## WHAT IS BEING ASKED:
Retype all material exactly. Pictures stay out of the copy.

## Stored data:
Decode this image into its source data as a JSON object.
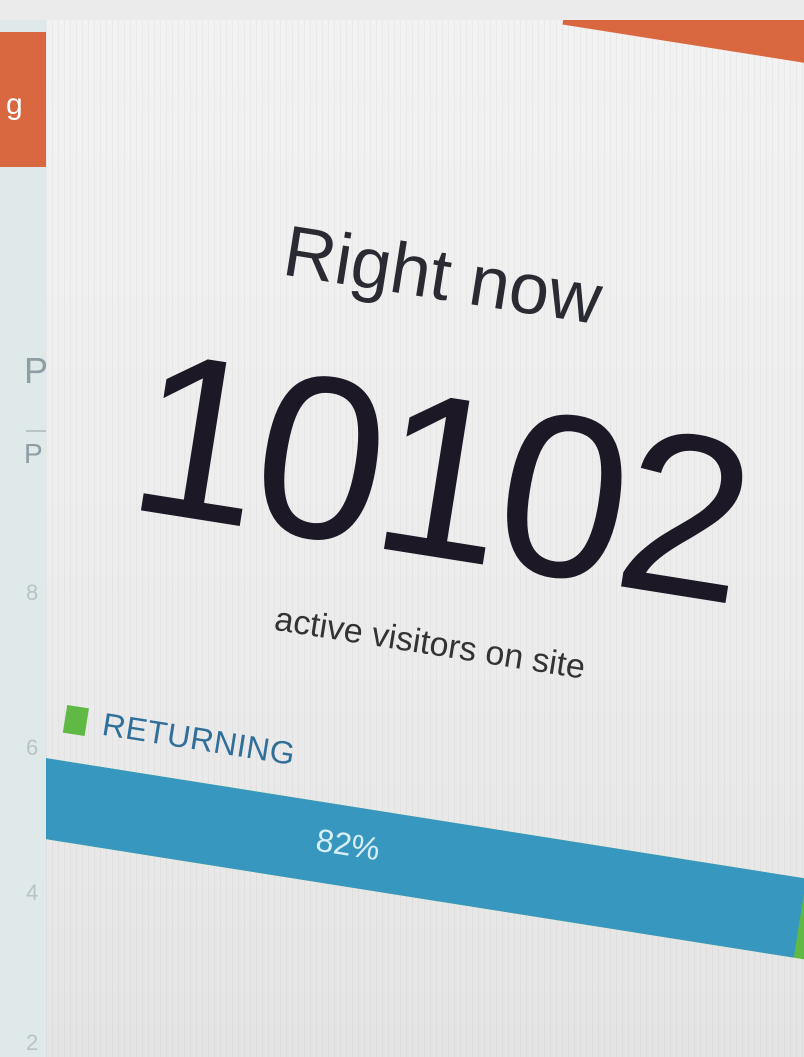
{
  "left_panel": {
    "header_fragment": "g",
    "text_fragment_1": "P",
    "text_fragment_2": "P",
    "ticks": [
      "8",
      "6",
      "4",
      "2"
    ]
  },
  "widget": {
    "title": "Right now",
    "active_count": "10102",
    "subtitle": "active visitors on site",
    "legend_label": "RETURNING",
    "returning_percent": 82,
    "returning_percent_label": "82%"
  },
  "colors": {
    "accent_orange": "#d9673f",
    "returning_green": "#5fb944",
    "bar_blue": "#3797bf",
    "legend_text_blue": "#2f6f9a"
  }
}
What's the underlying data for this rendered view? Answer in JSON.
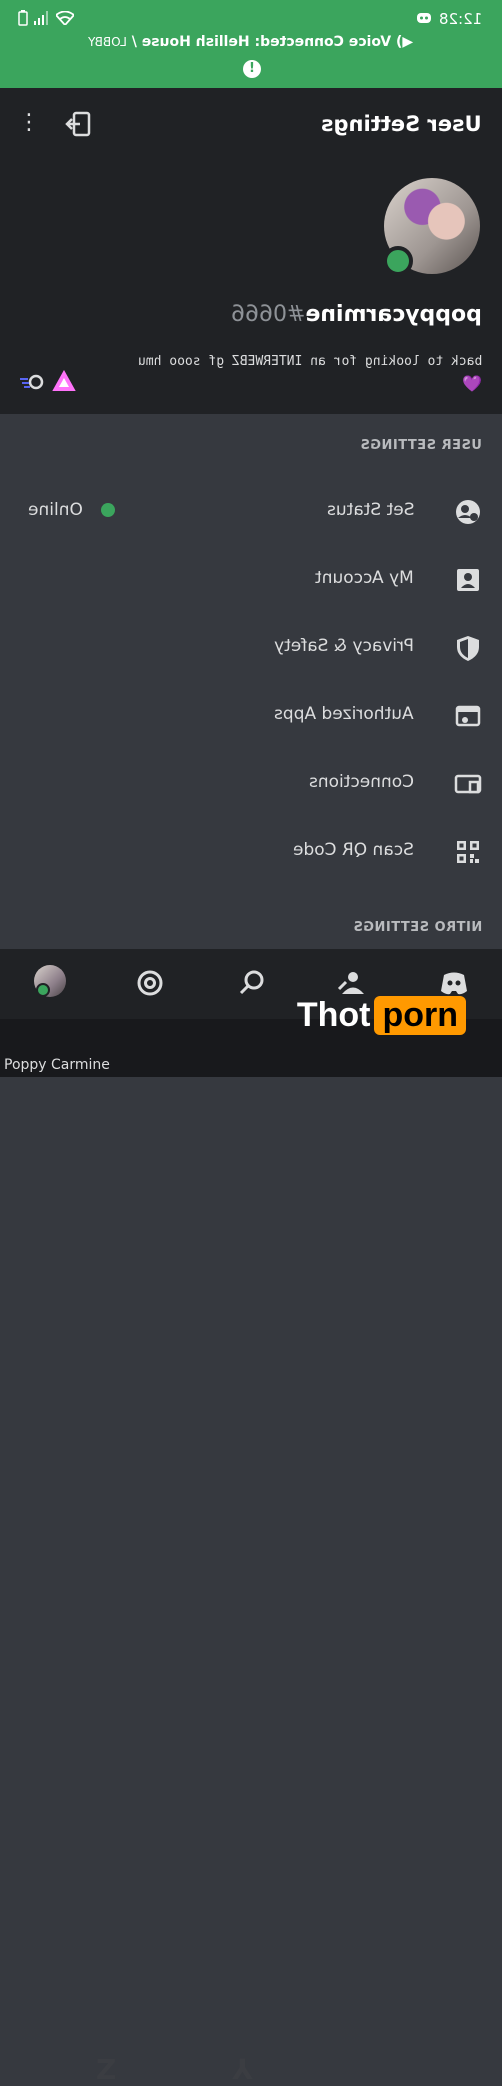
{
  "status": {
    "time": "12:28"
  },
  "voice_banner": {
    "prefix": "Voice Connected: Hellish House /",
    "channel": "LOBBY",
    "warning": "!"
  },
  "header": {
    "title": "User Settings"
  },
  "profile": {
    "username": "poppycarmine",
    "discriminator": "#0666",
    "bio": "back to looking for an INTERWEBZ gf sooo hmu",
    "heart": "💜"
  },
  "sections": {
    "user_settings": "USER SETTINGS",
    "nitro_settings": "NITRO SETTINGS"
  },
  "rows": [
    {
      "label": "Set Status",
      "value": "Online",
      "icon": "status-icon"
    },
    {
      "label": "My Account",
      "icon": "account-icon"
    },
    {
      "label": "Privacy & Safety",
      "icon": "shield-icon"
    },
    {
      "label": "Authorized Apps",
      "icon": "apps-icon"
    },
    {
      "label": "Connections",
      "icon": "connections-icon"
    },
    {
      "label": "Scan QR Code",
      "icon": "qr-code-icon"
    }
  ],
  "footer": {
    "user": "Poppy Carmine"
  },
  "watermark": {
    "left": "Thot",
    "right": "porn"
  },
  "colors": {
    "green": "#3ba55d",
    "bg": "#36393f",
    "dark": "#202225"
  }
}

## WRITTEN RESPONSE:
Decode this image into its source data as a JSON object.
{
  "left_panel": {
    "header_fragment": "g",
    "text_fragment_1": "P",
    "text_fragment_2": "P",
    "ticks": [
      "8",
      "6",
      "4",
      "2"
    ]
  },
  "widget": {
    "title": "Right now",
    "active_count": "10102",
    "subtitle": "active visitors on site",
    "legend_label": "RETURNING",
    "returning_percent": 82,
    "returning_percent_label": "82%"
  },
  "colors": {
    "accent_orange": "#d9673f",
    "returning_green": "#5fb944",
    "bar_blue": "#3797bf",
    "legend_text_blue": "#2f6f9a"
  }
}
What's the underlying data for this rendered view? Answer in JSON.
{
  "status": {
    "time": "12:28"
  },
  "voice_banner": {
    "prefix": "Voice Connected: Hellish House /",
    "channel": "LOBBY",
    "warning": "!"
  },
  "header": {
    "title": "User Settings"
  },
  "profile": {
    "username": "poppycarmine",
    "discriminator": "#0666",
    "bio": "back to looking for an INTERWEBZ gf sooo hmu",
    "heart": "💜"
  },
  "sections": {
    "user_settings": "USER SETTINGS",
    "nitro_settings": "NITRO SETTINGS"
  },
  "rows": [
    {
      "label": "Set Status",
      "value": "Online",
      "icon": "status-icon"
    },
    {
      "label": "My Account",
      "icon": "account-icon"
    },
    {
      "label": "Privacy & Safety",
      "icon": "shield-icon"
    },
    {
      "label": "Authorized Apps",
      "icon": "apps-icon"
    },
    {
      "label": "Connections",
      "icon": "connections-icon"
    },
    {
      "label": "Scan QR Code",
      "icon": "qr-code-icon"
    }
  ],
  "footer": {
    "user": "Poppy Carmine"
  },
  "watermark": {
    "left": "Thot",
    "right": "porn"
  },
  "colors": {
    "green": "#3ba55d",
    "bg": "#36393f",
    "dark": "#202225"
  }
}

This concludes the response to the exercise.